* _OBJECTIVES_
A) Translate this sentence from the article on the 2016 Olympic men's 400 metres hurdles below into Spanish: "Algeria and Cape Verde each made their debut in the event."
B) Write the next part of the article on the 2016 Olympic men's 400 metres hurdles below, picking up after its final sentence.

* _SUPPLIED TEXT_
— begin —
The men's 400 metres hurdles event at the 2016 Summer Olympics took place between 15–18 August at the Olympic Stadium. There were 47 competitors from 33 nations. The event was won by Kerron Clement of the United States, the nation's 19th victory in the men's long hurdles. Clement was the ninth man to win multiple medals in the event. Both Kenya and Turkey earned their first medals in the men's 400 metres hurdles, the former with Boniface Mucheru Tumuti's silver and the latter with Yasmani Copello's bronze.

Background

This was the 26th time the event was held. It had been introduced along with the men's 200 metres hurdles in 1900, with the 200 being dropped after 1904 and the 400 being held through 1908 before being left off the 1912 programme. However, when the Olympics returned in 1920 after World War I, the men's 400 metres hurdles was back and would continue to be contested at every Games thereafter.

There were several major absences from the competition: the 2012 Olympic champion Félix Sánchez did not return to defend his title as he had retired, Johnny Dutch (the world-leading athlete that season) had faltered at the American Olympic Trials, and the 2015 World Championships runner-up Denis Kudryavtsev was ineligible due to the Russian team ban for doping. The top contender was Kerron Clement – the 2008 Olympic silver medalist (and 2012 eighth-place finisher) showing a return of form to place second on the world rankings. The 2012 Olympic medalists Javier Culson of Puerto Rico (bronze) and American Michael Tinsley (silver) were other strong entrants, as was the 2016 European Champion Yasmani Copello of Turkey. Jehue Gordon of Trinidad and Tobago was another returning finalist from 2012. Nicholas Bett (Kenya's reigning world champion) was present but ranked outside the world's top forty.

Algeria and Cape Verde each made their debut in the event. The United States made its 25th appearance, most of any nation, having missed only the boycotted 1980 Games.

Summary

The final started with a false start. Javier Culson realized his mistake and walked off the track in tears before the disqualification card could be shown to him. On the restart, Yasmani Copello, the Cuban free agent running for Turkey in lane 2 was the first over the first hurdles. By the third barrier, Kerron Clement in 5, Annsert Whyte in 6 and Boniface Mucheru Tumuti in 7 had pulled even. Through the next two hurdles, Clement edged ahead with Whyte just marginally behind him. Through the final turn, Clement pushed his lead out to half a stride over Whyte, with Tumuti very close to Whyte on the outside. By the ninth barrier, Tumuti pulled even with Whyte. Clement was already on the ground after the hurdle before Copello began to rise. Another stride back in a battle to stay out of last place was Thomas Barr. But through what remained of the home straight, Clement began to come back to the field as Tumuti pulled ahead of Whyte, while Barr and Copello was making a final charge at all three. In the run in, Clement strained to successfully hold off Tumuti, to take the gold, while Copello closed strongly, barely holding off a late rush by Barr for bronze as Whyte faded.		

Behind Clement, all the other athletes set national records for their countries except last place Haron Koech, who watched Tumuti take the Kenyan record in front of him and Whyte.
— end —
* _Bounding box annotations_
— begin —
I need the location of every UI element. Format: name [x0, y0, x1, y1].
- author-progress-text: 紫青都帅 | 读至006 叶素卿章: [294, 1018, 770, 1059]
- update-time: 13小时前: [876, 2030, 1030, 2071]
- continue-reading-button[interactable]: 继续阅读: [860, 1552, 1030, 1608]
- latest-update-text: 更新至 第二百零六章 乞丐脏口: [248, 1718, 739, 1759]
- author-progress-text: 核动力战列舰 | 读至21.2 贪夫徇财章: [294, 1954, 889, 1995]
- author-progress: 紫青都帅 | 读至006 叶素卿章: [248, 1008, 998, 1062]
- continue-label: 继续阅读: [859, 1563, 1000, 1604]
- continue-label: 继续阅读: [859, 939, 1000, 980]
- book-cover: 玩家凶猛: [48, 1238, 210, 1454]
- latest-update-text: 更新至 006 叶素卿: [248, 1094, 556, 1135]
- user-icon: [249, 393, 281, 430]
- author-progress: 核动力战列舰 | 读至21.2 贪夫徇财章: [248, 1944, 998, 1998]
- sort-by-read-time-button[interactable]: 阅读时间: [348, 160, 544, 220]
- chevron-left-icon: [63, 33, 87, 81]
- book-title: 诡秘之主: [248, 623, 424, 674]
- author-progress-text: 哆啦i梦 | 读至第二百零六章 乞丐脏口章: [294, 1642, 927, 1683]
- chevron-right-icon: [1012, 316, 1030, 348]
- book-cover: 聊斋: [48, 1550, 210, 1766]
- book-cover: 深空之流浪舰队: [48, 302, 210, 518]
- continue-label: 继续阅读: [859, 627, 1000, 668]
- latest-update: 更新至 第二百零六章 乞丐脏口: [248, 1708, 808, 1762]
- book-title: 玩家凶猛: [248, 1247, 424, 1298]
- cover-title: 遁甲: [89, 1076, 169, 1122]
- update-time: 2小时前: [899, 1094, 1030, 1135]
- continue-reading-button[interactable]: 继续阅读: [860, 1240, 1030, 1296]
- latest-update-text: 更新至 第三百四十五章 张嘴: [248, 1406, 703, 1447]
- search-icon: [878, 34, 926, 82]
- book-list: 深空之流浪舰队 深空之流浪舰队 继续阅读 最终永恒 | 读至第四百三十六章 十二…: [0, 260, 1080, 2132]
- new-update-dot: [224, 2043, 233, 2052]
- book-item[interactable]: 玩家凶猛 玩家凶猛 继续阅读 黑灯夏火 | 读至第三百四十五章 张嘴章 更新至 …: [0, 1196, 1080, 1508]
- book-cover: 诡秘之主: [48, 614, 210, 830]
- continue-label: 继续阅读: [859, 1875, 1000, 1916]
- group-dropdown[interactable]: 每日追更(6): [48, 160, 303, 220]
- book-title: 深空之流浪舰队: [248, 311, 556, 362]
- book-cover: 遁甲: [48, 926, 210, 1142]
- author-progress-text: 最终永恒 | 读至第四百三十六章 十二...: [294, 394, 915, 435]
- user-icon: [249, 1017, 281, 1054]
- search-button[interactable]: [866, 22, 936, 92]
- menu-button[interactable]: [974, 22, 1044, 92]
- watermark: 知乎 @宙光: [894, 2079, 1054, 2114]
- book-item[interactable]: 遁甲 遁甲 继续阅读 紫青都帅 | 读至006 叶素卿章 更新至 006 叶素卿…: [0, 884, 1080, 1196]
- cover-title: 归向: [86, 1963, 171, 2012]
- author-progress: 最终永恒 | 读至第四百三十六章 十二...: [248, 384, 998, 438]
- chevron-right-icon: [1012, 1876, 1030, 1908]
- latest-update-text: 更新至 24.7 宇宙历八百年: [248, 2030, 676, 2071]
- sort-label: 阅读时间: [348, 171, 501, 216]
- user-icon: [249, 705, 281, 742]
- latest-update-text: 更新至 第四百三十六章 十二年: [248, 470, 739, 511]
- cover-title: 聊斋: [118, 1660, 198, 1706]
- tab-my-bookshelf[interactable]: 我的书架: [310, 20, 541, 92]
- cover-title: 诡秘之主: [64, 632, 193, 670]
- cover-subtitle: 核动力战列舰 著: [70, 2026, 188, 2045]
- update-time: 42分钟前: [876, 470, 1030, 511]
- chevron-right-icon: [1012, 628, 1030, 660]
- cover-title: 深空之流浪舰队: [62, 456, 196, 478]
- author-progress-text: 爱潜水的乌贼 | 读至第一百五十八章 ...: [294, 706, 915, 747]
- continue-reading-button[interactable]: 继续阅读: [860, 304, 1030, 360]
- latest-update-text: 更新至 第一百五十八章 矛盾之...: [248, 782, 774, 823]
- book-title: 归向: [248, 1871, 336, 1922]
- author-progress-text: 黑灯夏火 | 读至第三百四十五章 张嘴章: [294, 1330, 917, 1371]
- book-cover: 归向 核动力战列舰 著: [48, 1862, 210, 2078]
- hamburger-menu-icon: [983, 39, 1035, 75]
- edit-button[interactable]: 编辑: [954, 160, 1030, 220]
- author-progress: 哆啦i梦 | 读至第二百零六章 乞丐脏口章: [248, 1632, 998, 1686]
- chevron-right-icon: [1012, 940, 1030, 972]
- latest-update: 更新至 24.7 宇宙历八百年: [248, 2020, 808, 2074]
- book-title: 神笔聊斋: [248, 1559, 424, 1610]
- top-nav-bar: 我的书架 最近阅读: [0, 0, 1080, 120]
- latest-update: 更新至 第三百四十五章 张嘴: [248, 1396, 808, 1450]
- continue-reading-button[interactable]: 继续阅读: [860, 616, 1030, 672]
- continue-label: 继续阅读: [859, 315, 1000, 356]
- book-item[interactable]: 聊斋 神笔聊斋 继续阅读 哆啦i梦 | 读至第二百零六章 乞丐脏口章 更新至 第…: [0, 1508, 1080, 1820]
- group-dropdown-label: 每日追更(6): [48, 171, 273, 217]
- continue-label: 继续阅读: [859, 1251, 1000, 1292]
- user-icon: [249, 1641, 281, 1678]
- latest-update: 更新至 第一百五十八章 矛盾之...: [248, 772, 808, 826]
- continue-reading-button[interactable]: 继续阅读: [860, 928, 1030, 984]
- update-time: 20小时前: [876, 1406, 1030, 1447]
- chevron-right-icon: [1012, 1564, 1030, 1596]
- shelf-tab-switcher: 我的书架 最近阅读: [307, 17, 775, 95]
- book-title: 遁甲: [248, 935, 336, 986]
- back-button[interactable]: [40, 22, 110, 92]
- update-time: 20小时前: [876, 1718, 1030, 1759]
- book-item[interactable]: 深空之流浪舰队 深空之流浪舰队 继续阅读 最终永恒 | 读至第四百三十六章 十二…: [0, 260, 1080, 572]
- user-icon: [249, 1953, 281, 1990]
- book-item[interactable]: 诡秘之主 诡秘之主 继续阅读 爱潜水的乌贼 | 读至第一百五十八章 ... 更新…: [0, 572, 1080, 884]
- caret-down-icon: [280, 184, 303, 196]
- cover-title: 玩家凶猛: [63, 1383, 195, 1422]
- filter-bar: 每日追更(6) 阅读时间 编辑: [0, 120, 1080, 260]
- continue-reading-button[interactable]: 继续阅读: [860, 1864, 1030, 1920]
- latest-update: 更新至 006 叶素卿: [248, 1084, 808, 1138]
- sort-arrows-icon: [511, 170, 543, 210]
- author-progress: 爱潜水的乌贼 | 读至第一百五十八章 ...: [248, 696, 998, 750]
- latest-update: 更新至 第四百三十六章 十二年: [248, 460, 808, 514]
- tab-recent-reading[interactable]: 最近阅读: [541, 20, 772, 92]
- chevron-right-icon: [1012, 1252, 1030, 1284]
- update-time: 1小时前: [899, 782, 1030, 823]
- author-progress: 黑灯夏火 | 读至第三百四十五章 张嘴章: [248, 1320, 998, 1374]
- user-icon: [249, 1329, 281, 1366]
— end —
* _RESPONSES BY TASK_
A) Argelia y Cabo Verde debutaron en la prueba.

B)
The medals were presented by Issa Hayatou, IOC member, Cameroon and Víctor López, Council Member of the IAAF.

Qualification

A National Olympic Committee (NOC) could enter up to 3 qualified athletes in the men's 400 metres hurdles event if all athletes meet the entry standard during the qualifying period. (The limit of 3 has been in place since the 1930 Olympic Congress.) The qualifying standard was 49.40 seconds. The qualifying period was from 1 May 2015 to 11 July 2016. The qualifying time standards could be obtained in various meets during the given period that have the approval of the IAAF. Both outdoor and indoor meets were accepted. NOCs could also use their universality place—each NOC could enter one male athlete regardless of time if they had no male athletes meeting the entry standard for an athletics event—in the 400 metres hurdles. The maximum number of athletes per nation had been set at 3 since the 1930 Olympic Congress.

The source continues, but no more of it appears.